• Task material:
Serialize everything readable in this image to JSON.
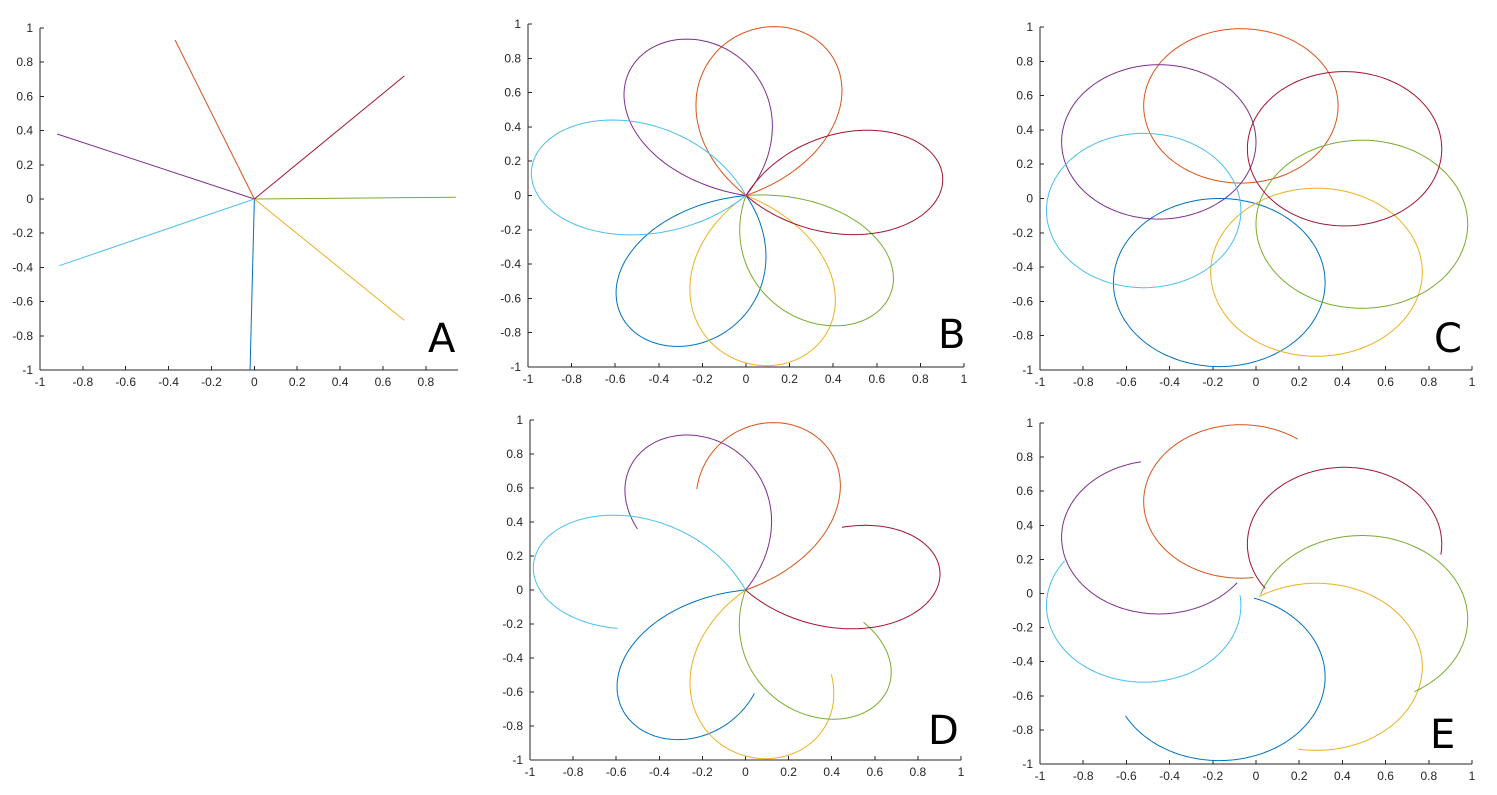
{
  "figure": {
    "series_colors": [
      "#0072BD",
      "#D95319",
      "#EDB120",
      "#7E2F8E",
      "#77AC30",
      "#4DBEEE",
      "#A2142F"
    ]
  },
  "chart_data": [
    {
      "panel": "A",
      "type": "line",
      "xlim": [
        -1,
        0.95
      ],
      "ylim": [
        -1,
        1
      ],
      "xticks": [
        "-1",
        "-0.8",
        "-0.6",
        "-0.4",
        "-0.2",
        "0",
        "0.2",
        "0.4",
        "0.6",
        "0.8"
      ],
      "yticks": [
        "-1",
        "-0.8",
        "-0.6",
        "-0.4",
        "-0.2",
        "0",
        "0.2",
        "0.4",
        "0.6",
        "0.8",
        "1"
      ],
      "grid": false,
      "series": [
        {
          "color": "#0072BD",
          "x": [
            0,
            -0.02
          ],
          "y": [
            0,
            -1.0
          ]
        },
        {
          "color": "#D95319",
          "x": [
            0,
            -0.37
          ],
          "y": [
            0,
            0.93
          ]
        },
        {
          "color": "#EDB120",
          "x": [
            0,
            0.7
          ],
          "y": [
            0,
            -0.71
          ]
        },
        {
          "color": "#7E2F8E",
          "x": [
            0,
            -0.92
          ],
          "y": [
            0,
            0.38
          ]
        },
        {
          "color": "#77AC30",
          "x": [
            0,
            0.94
          ],
          "y": [
            0,
            0.01
          ]
        },
        {
          "color": "#4DBEEE",
          "x": [
            0,
            -0.91
          ],
          "y": [
            0,
            -0.39
          ]
        },
        {
          "color": "#A2142F",
          "x": [
            0,
            0.7
          ],
          "y": [
            0,
            0.72
          ]
        }
      ]
    },
    {
      "panel": "B",
      "type": "line",
      "xlim": [
        -1,
        1
      ],
      "ylim": [
        -1,
        1
      ],
      "xticks": [
        "-1",
        "-0.8",
        "-0.6",
        "-0.4",
        "-0.2",
        "0",
        "0.2",
        "0.4",
        "0.6",
        "0.8",
        "1"
      ],
      "yticks": [
        "-1",
        "-0.8",
        "-0.6",
        "-0.4",
        "-0.2",
        "0",
        "0.2",
        "0.4",
        "0.6",
        "0.8",
        "1"
      ],
      "grid": false,
      "curve": {
        "kind": "closed-loop",
        "rotation_step_deg": 51.43,
        "loops": 7
      },
      "series": [
        {
          "color": "#0072BD",
          "peak": [
            -0.44,
            -0.85
          ]
        },
        {
          "color": "#D95319",
          "peak": [
            0.18,
            0.98
          ]
        },
        {
          "color": "#EDB120",
          "peak": [
            0.13,
            -0.99
          ]
        },
        {
          "color": "#7E2F8E",
          "peak": [
            -0.38,
            0.89
          ]
        },
        {
          "color": "#77AC30",
          "peak": [
            0.58,
            -0.7
          ]
        },
        {
          "color": "#4DBEEE",
          "peak": [
            -0.98,
            0.18
          ]
        },
        {
          "color": "#A2142F",
          "peak": [
            0.9,
            0.13
          ]
        }
      ]
    },
    {
      "panel": "C",
      "type": "line",
      "xlim": [
        -1,
        1
      ],
      "ylim": [
        -1,
        1
      ],
      "xticks": [
        "-1",
        "-0.8",
        "-0.6",
        "-0.4",
        "-0.2",
        "0",
        "0.2",
        "0.4",
        "0.6",
        "0.8",
        "1"
      ],
      "yticks": [
        "-1",
        "-0.8",
        "-0.6",
        "-0.4",
        "-0.2",
        "0",
        "0.2",
        "0.4",
        "0.6",
        "0.8",
        "1"
      ],
      "grid": false,
      "curve": {
        "kind": "closed-circle",
        "loops": 7
      },
      "series": [
        {
          "color": "#0072BD",
          "center": [
            -0.17,
            -0.49
          ],
          "radius": 0.49
        },
        {
          "color": "#D95319",
          "center": [
            -0.07,
            0.54
          ],
          "radius": 0.45
        },
        {
          "color": "#EDB120",
          "center": [
            0.28,
            -0.43
          ],
          "radius": 0.49
        },
        {
          "color": "#7E2F8E",
          "center": [
            -0.45,
            0.33
          ],
          "radius": 0.45
        },
        {
          "color": "#77AC30",
          "center": [
            0.49,
            -0.15
          ],
          "radius": 0.49
        },
        {
          "color": "#4DBEEE",
          "center": [
            -0.52,
            -0.07
          ],
          "radius": 0.45
        },
        {
          "color": "#A2142F",
          "center": [
            0.41,
            0.29
          ],
          "radius": 0.45
        }
      ]
    },
    {
      "panel": "D",
      "type": "line",
      "xlim": [
        -1,
        1
      ],
      "ylim": [
        -1,
        1
      ],
      "xticks": [
        "-1",
        "-0.8",
        "-0.6",
        "-0.4",
        "-0.2",
        "0",
        "0.2",
        "0.4",
        "0.6",
        "0.8",
        "1"
      ],
      "yticks": [
        "-1",
        "-0.8",
        "-0.6",
        "-0.4",
        "-0.2",
        "0",
        "0.2",
        "0.4",
        "0.6",
        "0.8",
        "1"
      ],
      "grid": false,
      "curve": {
        "kind": "open-spiral-arc",
        "loops": 7
      },
      "series": [
        {
          "color": "#0072BD",
          "peak": [
            -0.44,
            -0.85
          ]
        },
        {
          "color": "#D95319",
          "peak": [
            0.18,
            0.98
          ]
        },
        {
          "color": "#EDB120",
          "peak": [
            0.13,
            -0.99
          ]
        },
        {
          "color": "#7E2F8E",
          "peak": [
            -0.38,
            0.89
          ]
        },
        {
          "color": "#77AC30",
          "peak": [
            0.58,
            -0.7
          ]
        },
        {
          "color": "#4DBEEE",
          "peak": [
            -0.98,
            0.18
          ]
        },
        {
          "color": "#A2142F",
          "peak": [
            0.9,
            0.13
          ]
        }
      ]
    },
    {
      "panel": "E",
      "type": "line",
      "xlim": [
        -1,
        1
      ],
      "ylim": [
        -1,
        1
      ],
      "xticks": [
        "-1",
        "-0.8",
        "-0.6",
        "-0.4",
        "-0.2",
        "0",
        "0.2",
        "0.4",
        "0.6",
        "0.8",
        "1"
      ],
      "yticks": [
        "-1",
        "-0.8",
        "-0.6",
        "-0.4",
        "-0.2",
        "0",
        "0.2",
        "0.4",
        "0.6",
        "0.8",
        "1"
      ],
      "grid": false,
      "curve": {
        "kind": "open-circle-arc",
        "loops": 7
      },
      "series": [
        {
          "color": "#0072BD",
          "center": [
            -0.17,
            -0.49
          ],
          "radius": 0.49
        },
        {
          "color": "#D95319",
          "center": [
            -0.07,
            0.54
          ],
          "radius": 0.45
        },
        {
          "color": "#EDB120",
          "center": [
            0.28,
            -0.43
          ],
          "radius": 0.49
        },
        {
          "color": "#7E2F8E",
          "center": [
            -0.45,
            0.33
          ],
          "radius": 0.45
        },
        {
          "color": "#77AC30",
          "center": [
            0.49,
            -0.15
          ],
          "radius": 0.49
        },
        {
          "color": "#4DBEEE",
          "center": [
            -0.52,
            -0.07
          ],
          "radius": 0.45
        },
        {
          "color": "#A2142F",
          "center": [
            0.41,
            0.29
          ],
          "radius": 0.45
        }
      ]
    }
  ]
}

• The request: Across the data, tally the lines containing "closed" and give back the number alone.

• Final result: 2